# Record list
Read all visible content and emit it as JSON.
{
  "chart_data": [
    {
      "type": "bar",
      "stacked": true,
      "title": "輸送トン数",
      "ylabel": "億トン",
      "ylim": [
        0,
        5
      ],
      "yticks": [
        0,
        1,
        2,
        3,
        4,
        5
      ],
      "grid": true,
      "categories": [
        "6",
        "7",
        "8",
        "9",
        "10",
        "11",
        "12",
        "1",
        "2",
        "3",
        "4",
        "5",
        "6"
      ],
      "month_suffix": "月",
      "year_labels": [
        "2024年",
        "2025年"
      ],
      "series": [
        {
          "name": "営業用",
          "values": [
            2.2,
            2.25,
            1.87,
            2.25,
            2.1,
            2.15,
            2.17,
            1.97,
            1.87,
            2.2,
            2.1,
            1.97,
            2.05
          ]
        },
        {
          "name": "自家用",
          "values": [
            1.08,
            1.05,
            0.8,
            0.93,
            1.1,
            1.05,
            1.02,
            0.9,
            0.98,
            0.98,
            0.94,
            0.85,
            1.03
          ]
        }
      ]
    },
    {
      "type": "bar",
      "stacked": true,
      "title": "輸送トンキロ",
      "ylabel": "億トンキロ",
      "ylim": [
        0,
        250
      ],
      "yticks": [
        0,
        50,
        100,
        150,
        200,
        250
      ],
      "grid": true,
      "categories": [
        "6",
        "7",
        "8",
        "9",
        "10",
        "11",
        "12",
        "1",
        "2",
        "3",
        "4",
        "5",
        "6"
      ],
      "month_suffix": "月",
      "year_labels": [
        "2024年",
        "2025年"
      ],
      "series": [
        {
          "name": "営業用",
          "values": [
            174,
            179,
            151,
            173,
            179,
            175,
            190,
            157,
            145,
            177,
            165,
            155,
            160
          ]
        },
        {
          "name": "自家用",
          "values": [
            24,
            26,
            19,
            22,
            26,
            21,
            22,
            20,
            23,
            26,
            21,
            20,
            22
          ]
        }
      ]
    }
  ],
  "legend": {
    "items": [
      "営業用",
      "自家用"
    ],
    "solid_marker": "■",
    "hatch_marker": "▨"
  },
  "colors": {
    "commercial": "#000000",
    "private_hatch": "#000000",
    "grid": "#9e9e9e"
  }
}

# Goal
Print the records above in full, exactly.

# Written answer
Read all visible content and emit it as JSON.
{
  "chart_data": [
    {
      "type": "bar",
      "stacked": true,
      "title": "輸送トン数",
      "ylabel": "億トン",
      "ylim": [
        0,
        5
      ],
      "yticks": [
        0,
        1,
        2,
        3,
        4,
        5
      ],
      "grid": true,
      "categories": [
        "6",
        "7",
        "8",
        "9",
        "10",
        "11",
        "12",
        "1",
        "2",
        "3",
        "4",
        "5",
        "6"
      ],
      "month_suffix": "月",
      "year_labels": [
        "2024年",
        "2025年"
      ],
      "series": [
        {
          "name": "営業用",
          "values": [
            2.2,
            2.25,
            1.87,
            2.25,
            2.1,
            2.15,
            2.17,
            1.97,
            1.87,
            2.2,
            2.1,
            1.97,
            2.05
          ]
        },
        {
          "name": "自家用",
          "values": [
            1.08,
            1.05,
            0.8,
            0.93,
            1.1,
            1.05,
            1.02,
            0.9,
            0.98,
            0.98,
            0.94,
            0.85,
            1.03
          ]
        }
      ]
    },
    {
      "type": "bar",
      "stacked": true,
      "title": "輸送トンキロ",
      "ylabel": "億トンキロ",
      "ylim": [
        0,
        250
      ],
      "yticks": [
        0,
        50,
        100,
        150,
        200,
        250
      ],
      "grid": true,
      "categories": [
        "6",
        "7",
        "8",
        "9",
        "10",
        "11",
        "12",
        "1",
        "2",
        "3",
        "4",
        "5",
        "6"
      ],
      "month_suffix": "月",
      "year_labels": [
        "2024年",
        "2025年"
      ],
      "series": [
        {
          "name": "営業用",
          "values": [
            174,
            179,
            151,
            173,
            179,
            175,
            190,
            157,
            145,
            177,
            165,
            155,
            160
          ]
        },
        {
          "name": "自家用",
          "values": [
            24,
            26,
            19,
            22,
            26,
            21,
            22,
            20,
            23,
            26,
            21,
            20,
            22
          ]
        }
      ]
    }
  ],
  "legend": {
    "items": [
      "営業用",
      "自家用"
    ],
    "solid_marker": "■",
    "hatch_marker": "▨"
  },
  "colors": {
    "commercial": "#000000",
    "private_hatch": "#000000",
    "grid": "#9e9e9e"
  }
}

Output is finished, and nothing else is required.